# Task brief:
Transcribe every line of the material below word for word, and leave the pictures out of your answer.

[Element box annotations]
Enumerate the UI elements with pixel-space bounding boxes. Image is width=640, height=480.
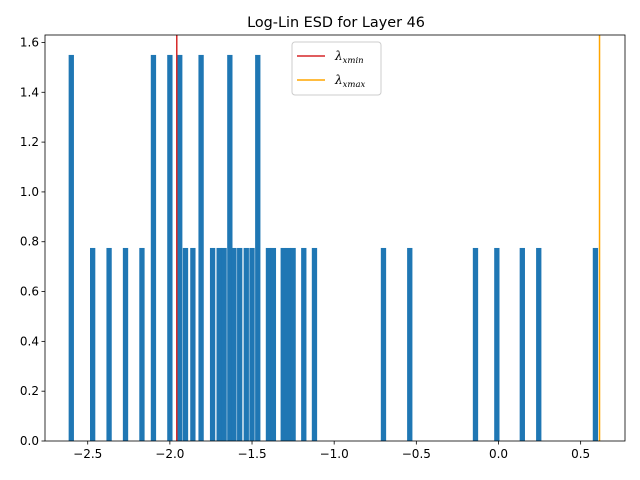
x-tick-label: 0.5 [571,447,590,461]
histogram-bar [227,54,233,442]
legend-label-xmax: λxmax [334,73,366,90]
histogram-bar [472,247,479,441]
histogram-bar [190,247,196,441]
histogram-bar [243,247,249,441]
histogram-bar [209,247,216,441]
histogram-bar [68,54,74,442]
histogram-bar [177,54,183,442]
histogram-bar [407,247,413,441]
bars-layer [68,54,599,442]
vlines-layer [176,35,601,441]
histogram-bar [198,54,204,442]
y-tick-label: 0.8 [20,235,39,249]
histogram-bar [122,247,129,441]
y-tick-label: 1.0 [20,185,39,199]
y-tick-label: 1.6 [20,35,39,49]
x-tick-label: 0.0 [489,447,508,461]
legend-label-xmin: λxmin [334,49,364,66]
histogram-bar [182,247,189,441]
histogram-bar [216,247,222,441]
x-tick-label: −2.5 [73,447,102,461]
plot-frame [44,34,626,442]
histogram-bar [221,247,227,441]
y-tick-label: 0.6 [20,285,39,299]
histogram-bar [249,247,255,441]
histogram-bar [380,247,387,441]
x-tick-label: −0.5 [402,447,431,461]
histogram-bar [519,247,525,441]
y-tick-label: 0.4 [20,334,39,348]
y-tick-label: 0.0 [20,434,39,448]
histogram-bar [280,247,286,441]
histogram-bar [285,247,291,441]
histogram-bar [592,247,599,441]
y-tick-label: 1.4 [20,85,39,99]
histogram-bar [255,54,261,442]
histogram-bar [270,247,277,441]
y-tick-label: 0.2 [20,384,39,398]
histogram-bar [265,247,272,441]
x-tick-label: −2.0 [155,447,184,461]
histogram-bar [494,247,500,441]
histogram-bar [106,247,112,441]
legend: λxmin λxmax [291,41,382,96]
x-tick-label: −1.5 [237,447,266,461]
histogram-bar [290,247,296,441]
x-tick-label: −1.0 [320,447,349,461]
histogram-bar [231,247,237,441]
histogram-bar [150,54,157,442]
histogram-bar [167,54,173,442]
histogram-bar [139,247,145,441]
axes: −2.5 −2.0 −1.5 −1.0 −0.5 0.0 0.5 0.0 0.2 0.4 0.6 0.… [20,34,626,461]
histogram-bar [237,247,243,441]
histogram-bar [536,247,542,441]
histogram-bar [311,247,318,441]
histogram-bar [301,247,307,441]
histogram-bar [90,247,96,441]
chart-title: Log-Lin ESD for Layer 46 [247,15,425,31]
y-tick-label: 1.2 [20,135,39,149]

# Solution to the exercise:
Enumerate the UI elements with pixel-space bounding boxes. Image is width=640, height=480.
x-tick-label: 0.5 [571,447,590,461]
histogram-bar [227,54,233,442]
legend-label-xmax: λxmax [334,73,366,90]
histogram-bar [472,247,479,441]
histogram-bar [190,247,196,441]
histogram-bar [243,247,249,441]
histogram-bar [209,247,216,441]
histogram-bar [68,54,74,442]
histogram-bar [177,54,183,442]
histogram-bar [407,247,413,441]
bars-layer [68,54,599,442]
vlines-layer [176,35,601,441]
histogram-bar [198,54,204,442]
y-tick-label: 0.8 [20,235,39,249]
histogram-bar [122,247,129,441]
y-tick-label: 1.0 [20,185,39,199]
y-tick-label: 1.6 [20,35,39,49]
x-tick-label: 0.0 [489,447,508,461]
legend-label-xmin: λxmin [334,49,364,66]
histogram-bar [182,247,189,441]
histogram-bar [216,247,222,441]
x-tick-label: −2.5 [73,447,102,461]
plot-frame [44,34,626,442]
histogram-bar [221,247,227,441]
y-tick-label: 0.6 [20,285,39,299]
histogram-bar [249,247,255,441]
histogram-bar [380,247,387,441]
x-tick-label: −0.5 [402,447,431,461]
histogram-bar [519,247,525,441]
y-tick-label: 0.4 [20,334,39,348]
y-tick-label: 0.0 [20,434,39,448]
histogram-bar [280,247,286,441]
histogram-bar [285,247,291,441]
histogram-bar [592,247,599,441]
y-tick-label: 1.4 [20,85,39,99]
histogram-bar [255,54,261,442]
histogram-bar [270,247,277,441]
y-tick-label: 0.2 [20,384,39,398]
histogram-bar [265,247,272,441]
x-tick-label: −2.0 [155,447,184,461]
histogram-bar [494,247,500,441]
histogram-bar [106,247,112,441]
legend: λxmin λxmax [291,41,382,96]
x-tick-label: −1.5 [237,447,266,461]
histogram-bar [290,247,296,441]
x-tick-label: −1.0 [320,447,349,461]
histogram-bar [231,247,237,441]
histogram-bar [150,54,157,442]
histogram-bar [167,54,173,442]
histogram-bar [139,247,145,441]
axes: −2.5 −2.0 −1.5 −1.0 −0.5 0.0 0.5 0.0 0.2 0.4 0.6 0.… [20,34,626,461]
histogram-bar [237,247,243,441]
histogram-bar [536,247,542,441]
histogram-bar [311,247,318,441]
histogram-bar [301,247,307,441]
histogram-bar [90,247,96,441]
chart-title: Log-Lin ESD for Layer 46 [247,15,425,31]
y-tick-label: 1.2 [20,135,39,149]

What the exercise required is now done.